─── PROVIDED TEXT

Way back when, when I was an undergrad and dinosaurs roamed the Earth, the perception was that theory was for people who intended to go into academia and practice was for the people who wanted to turn their BS into Big $.

Pumping lemma is lit, I'd prefer theory over programming sometimes, there's some annoying stupid data structures to implement out there

>theoretical computer science
youtube.com/watch?v=1Gwsh9ukuxA&list=PL2FUpm_Ld1Q2OWFAvit-84D13TJhM3g2n

>mfw CS major taking mandatory theory course this semester

Most computer theory is irrelevant in the job market. Most people do not study CS to go into academia.

is pretty spot on, though you need some degree of logical, mathematical ability to be successful.

Maybe you should have picked a school which aligned more with your interests, user

Nah, son. This school gave me the most money. I was actually going to go into journalism before I took a CS class in high school. Now I have 3 internship under my belt, and am interviewing with companies who would give me 70-80k starting.

>1 theoretical CS course, plus a shit ton of math and being set for life or going into a shit-tier SJW field and being a poor fag

My senior year was split between running the CS dept.'s Unix lab and taking graduate CS courses, mostly theory. A handle on the theory was what made me productive, and well compensated, in my first job after graduating.
>going into a shit-tier SJW field and being a poor fag
What really makes that suck is that, as a society, we need good journalists to make information otherwise too opaque available to the general population. That is, if you want a democracy that actually works.

Couldn't agree more with the second bit. Too bad that when this information gets exposed (i.e. WikiLeaks), it gets ignored by the general public because HuffPo, NYT, CNN and other garbage fake news sites flood it out.

Part of the reason I went into CS is because I saw that was where the future of media and journalism was going. Then last year happened and I almost went off the deep end. Really sad how most of our peers could care less about how what we do impacts humanity.

>"theoretical" "computer" "science"
Literally a meme so CSfags can feel they do "hard to understand" stuff.

Good thing the US isn't a true democracy :)

Hows that 300k starting salary?

How long ago were you an undergrad?

The people representing us in our Representative Democracy get there by manipulating the population, which means my point stands.
Early '90s.

CS people will fight the memes here day and night but deep down they know that the memes are right and that they are retarded so they pick the easier classes just to not fail them.

──────
─── RECORDS SHOWN

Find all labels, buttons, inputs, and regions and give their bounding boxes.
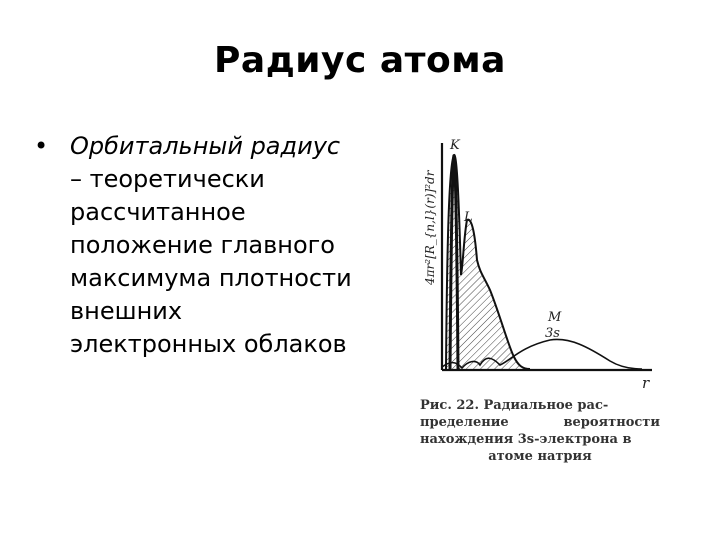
bullet-item: Орбитальный радиус – теоретически рассчи…: [70, 130, 354, 361]
peak-label-k: K: [449, 138, 461, 153]
bullet-definition: – теоретически рассчитанное положение гл…: [70, 165, 352, 358]
bullet-term: Орбитальный радиус: [70, 132, 341, 160]
bullet-marker: •: [34, 132, 49, 160]
3s-distribution-curve: [441, 338, 643, 370]
figure-caption: Рис. 22. Радиальное рас- пределение веро…: [420, 397, 660, 465]
core-density-area: [442, 154, 530, 369]
slide-title: Радиус атома: [214, 40, 506, 81]
radial-distribution-plot: 4πr²[R_{n,l}(r)]²dr r K L M 3s: [423, 138, 652, 392]
peak-label-3s: 3s: [545, 326, 560, 341]
radial-distribution-figure: 4πr²[R_{n,l}(r)]²dr r K L M 3s Рис. 22. …: [420, 125, 670, 475]
bullet-list: • Орбитальный радиус – теоретически расс…: [34, 130, 354, 361]
caption-line-2: пределение вероятности: [420, 415, 660, 430]
caption-line-1: Рис. 22. Радиальное рас-: [420, 398, 609, 413]
peak-label-m: M: [547, 310, 562, 325]
x-axis-label: r: [642, 374, 650, 392]
y-axis-label: 4πr²[R_{n,l}(r)]²dr: [423, 169, 437, 286]
caption-line-3: нахождения 3s-электрона в: [420, 432, 632, 447]
peak-label-l: L: [463, 210, 473, 225]
k-peak-line: [448, 154, 460, 370]
caption-line-4: атоме натрия: [488, 449, 592, 464]
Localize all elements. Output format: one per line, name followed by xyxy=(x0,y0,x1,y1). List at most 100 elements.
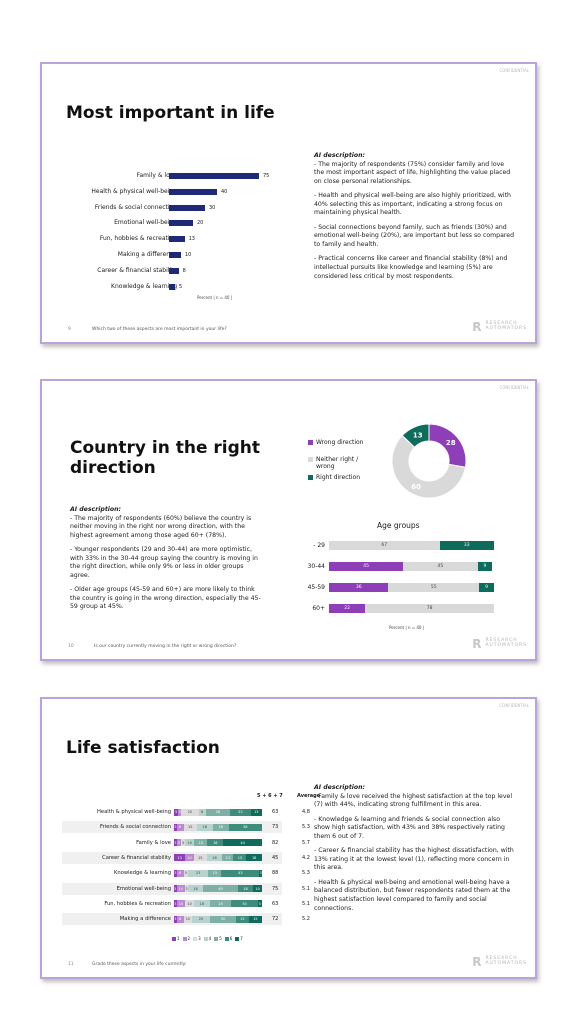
satisfaction-segment: 3 xyxy=(178,808,182,816)
satisfaction-label: Making a difference xyxy=(119,916,171,923)
bar xyxy=(169,204,205,211)
legend-swatch xyxy=(308,440,313,445)
satisfaction-row: Friends & social connection 3 8 15 18 18 38 73 5… xyxy=(62,821,310,834)
stacked-segment: 78 xyxy=(365,604,494,613)
legend-item: Neither right / wrong xyxy=(308,456,378,470)
satisfaction-segment: 8 xyxy=(176,915,184,923)
satisfaction-segment: 8 xyxy=(176,869,184,877)
satisfaction-segment: 3 xyxy=(174,839,177,847)
satisfaction-segment: 18 xyxy=(246,854,262,862)
legend-label: Neither right / wrong xyxy=(316,456,359,470)
stacked-segment: 33 xyxy=(439,541,494,550)
slide-country-direction: CONFIDENTIAL Country in the right direct… xyxy=(40,379,537,661)
legend-label: 6 xyxy=(229,936,233,941)
ai-paragraph: - Social connections beyond family, such… xyxy=(314,223,515,248)
satisfaction-label: Fun, hobbies & recreation xyxy=(104,900,171,907)
legend-swatch xyxy=(214,936,219,941)
satisfaction-bar: 3 10 10 18 25 30 5 xyxy=(174,900,262,908)
company-logo: R RESEARCH AUTOMATORS xyxy=(472,637,527,651)
satisfaction-segment: 10 xyxy=(185,900,195,908)
slide-most-important: CONFIDENTIAL Most important in life Fami… xyxy=(40,62,537,344)
logo-mark-icon: R xyxy=(472,954,483,969)
satisfaction-segment: 15 xyxy=(248,915,262,923)
legend-label: 7 xyxy=(240,936,243,941)
logo-text-line: AUTOMATORS xyxy=(485,961,527,967)
satisfaction-segment: 15 xyxy=(193,854,207,862)
bar-row: Family & love 75 xyxy=(42,170,512,182)
satisfaction-segment: 18 xyxy=(194,900,210,908)
satisfaction-segment: 5 xyxy=(174,808,179,816)
confidential-label: CONFIDENTIAL xyxy=(499,703,529,708)
bar xyxy=(169,173,259,179)
satisfaction-segment: 10 xyxy=(176,900,186,908)
ai-description: AI description: - The majority of respon… xyxy=(314,152,514,287)
bar-row: Fun, hobbies & recreation 13 xyxy=(42,233,512,245)
bar-row: Friends & social connection 30 xyxy=(42,202,512,214)
stacked-segment: 67 xyxy=(329,541,440,550)
ai-description: AI description: - The majority of respon… xyxy=(70,506,265,618)
satisfaction-segment: 15 xyxy=(208,869,222,877)
bar-row: Emotional well-being 20 xyxy=(42,217,512,229)
satisfaction-segment: 40 xyxy=(203,885,238,892)
bar-label: Emotional well-being xyxy=(114,219,177,227)
satisfaction-row: Emotional well-being 3 10 3 18 40 18 10 75 5.1 xyxy=(62,882,310,895)
satisfaction-bar: 3 8 10 20 30 15 15 xyxy=(174,915,262,923)
bar-label: Fun, hobbies & recreation xyxy=(99,235,177,243)
stacked-segment: 9 xyxy=(477,562,493,571)
legend-label: 3 xyxy=(198,936,201,941)
bar xyxy=(169,283,175,290)
satisfaction-bar: 3 8 5 23 15 43 3 xyxy=(174,869,262,877)
satisfaction-segment: 25 xyxy=(209,900,232,908)
legend-swatch xyxy=(182,936,187,941)
page-number: 10 xyxy=(68,644,74,649)
logo-text-line: AUTOMATORS xyxy=(485,643,527,649)
satisfaction-segment: 13 xyxy=(222,854,234,862)
satisfaction-segment: 5 xyxy=(257,900,262,908)
satisfaction-segment: 30 xyxy=(231,900,258,908)
age-groups-title: Age groups xyxy=(377,521,420,530)
legend-item: Wrong direction xyxy=(308,439,363,446)
top3-value: 75 xyxy=(272,885,279,892)
ai-paragraph: - Health and physical well-being are als… xyxy=(314,192,511,217)
logo-text-line: RESEARCH xyxy=(485,956,518,962)
age-label: 45-59 xyxy=(307,584,325,591)
satisfaction-segment: 10 xyxy=(183,915,193,923)
satisfaction-segment: 3 xyxy=(185,885,188,892)
age-row: 30-44 45 45 9 xyxy=(307,562,522,572)
age-row: - 29 67 33 xyxy=(307,541,522,551)
satisfaction-segment: 15 xyxy=(235,915,249,923)
satisfaction-bar: 3 10 3 18 40 18 10 xyxy=(174,885,262,892)
legend-label: 1 xyxy=(177,936,180,941)
satisfaction-segment: 10 xyxy=(185,839,195,847)
stacked-segment: 45 xyxy=(329,562,404,571)
top3-value: 73 xyxy=(272,824,279,831)
col-header-top3: 5 + 6 + 7 xyxy=(257,793,283,799)
satisfaction-segment: 30 xyxy=(209,915,236,923)
top3-value: 63 xyxy=(272,900,279,907)
average-value: 5.2 xyxy=(302,916,310,923)
axis-note: Percent | n = 40 | xyxy=(389,625,425,630)
average-value: 5.3 xyxy=(302,824,310,831)
ai-heading: AI description: xyxy=(314,784,366,791)
confidential-label: CONFIDENTIAL xyxy=(499,385,529,390)
legend-swatch xyxy=(308,475,313,480)
legend-swatch xyxy=(224,936,229,941)
satisfaction-row: Career & financial stability 13 10 15 18 13 15… xyxy=(62,851,310,864)
scale-legend-item: 7 xyxy=(235,936,243,941)
bar-row: Knowledge & learning 5 xyxy=(42,281,512,293)
bar xyxy=(169,188,217,195)
bar-value-label: 30 xyxy=(209,204,216,211)
satisfaction-label: Health & physical well-being xyxy=(97,809,171,815)
question-text: Is our country currently moving in the r… xyxy=(94,644,237,649)
logo-text-line: RESEARCH xyxy=(485,321,518,327)
bar-label: Health & physical well-being xyxy=(91,187,177,195)
bar-label: Family & love xyxy=(136,172,177,179)
satisfaction-row: Making a difference 3 8 10 20 30 15 15 72 5.2 xyxy=(62,913,310,926)
bar xyxy=(169,252,181,258)
satisfaction-row: Knowledge & learning 3 8 5 23 15 43 3 88 5.3 xyxy=(62,867,310,879)
ai-paragraph: - The majority of respondents (60%) beli… xyxy=(70,514,252,539)
legend-label: Right direction xyxy=(316,474,361,481)
scale-legend: 1 2 3 4 5 6 7 xyxy=(172,936,243,941)
bar-value-label: 75 xyxy=(263,173,270,179)
satisfaction-segment: 5 xyxy=(183,869,189,877)
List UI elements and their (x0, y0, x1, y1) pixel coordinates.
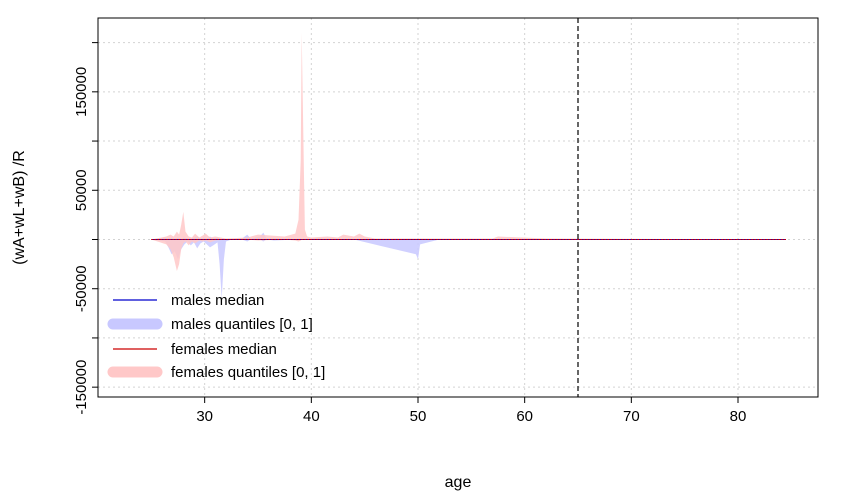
y-tick-label: 150000 (73, 67, 90, 117)
y-tick-label: -150000 (73, 360, 90, 415)
legend-label: males quantiles [0, 1] (171, 316, 313, 333)
y-tick-label: 50000 (73, 169, 90, 211)
y-tick-label: -50000 (73, 265, 90, 312)
legend: males median males quantiles [0, 1] female… (107, 292, 325, 381)
x-tick-label: 40 (303, 408, 320, 425)
x-tick-label: 50 (410, 408, 427, 425)
x-tick-label: 60 (516, 408, 533, 425)
legend-label: females quantiles [0, 1] (171, 364, 325, 381)
x-tick-label: 70 (623, 408, 640, 425)
axes: 30 40 50 60 70 80 -150000 -50000 50000 150000 (73, 42, 747, 425)
x-tick-label: 80 (730, 408, 747, 425)
quantile-bands (151, 32, 787, 299)
legend-label: females median (171, 341, 277, 358)
legend-label: males median (171, 292, 264, 309)
x-axis-label: age (445, 474, 472, 491)
y-axis-label: (wA+wL+wB) /R (11, 150, 28, 265)
x-tick-label: 30 (196, 408, 213, 425)
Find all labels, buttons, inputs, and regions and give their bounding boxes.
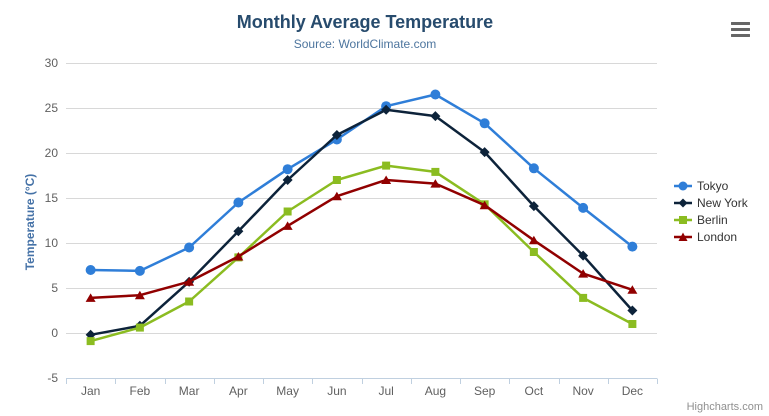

──────

● **EXERCISES TO COMPLETE**:
A. In the forum thread about theoretical computer science, copy the passage that begins with the words containing "CS people will" and ends with "not fail them.".
B. According to the forum thread about theoretical computer science, how did the poster who mentions the Unix lab spend their senior year?
C. Does each statement agree with the forum thread about theoretical computer science? (i) One poster has three internships. (ii) One poster picked their school because it matched their interests. (iii) One poster first planned to go into journalism.

● **PROBLEM SOLUTIONS**:
A.
CS people will fight the memes here day and night but deep down they know that the memes are right and that they are retarded so they pick the easier classes just to not fail them.

B. Running the CS dept.'s Unix lab and taking graduate CS courses, mostly theory.

C.
(i) Yes: "Now I have 3 internship under my belt"
(ii) No: "This school gave me the most money."
(iii) Yes: "I was actually going to go into journalism before I took a CS class in high school."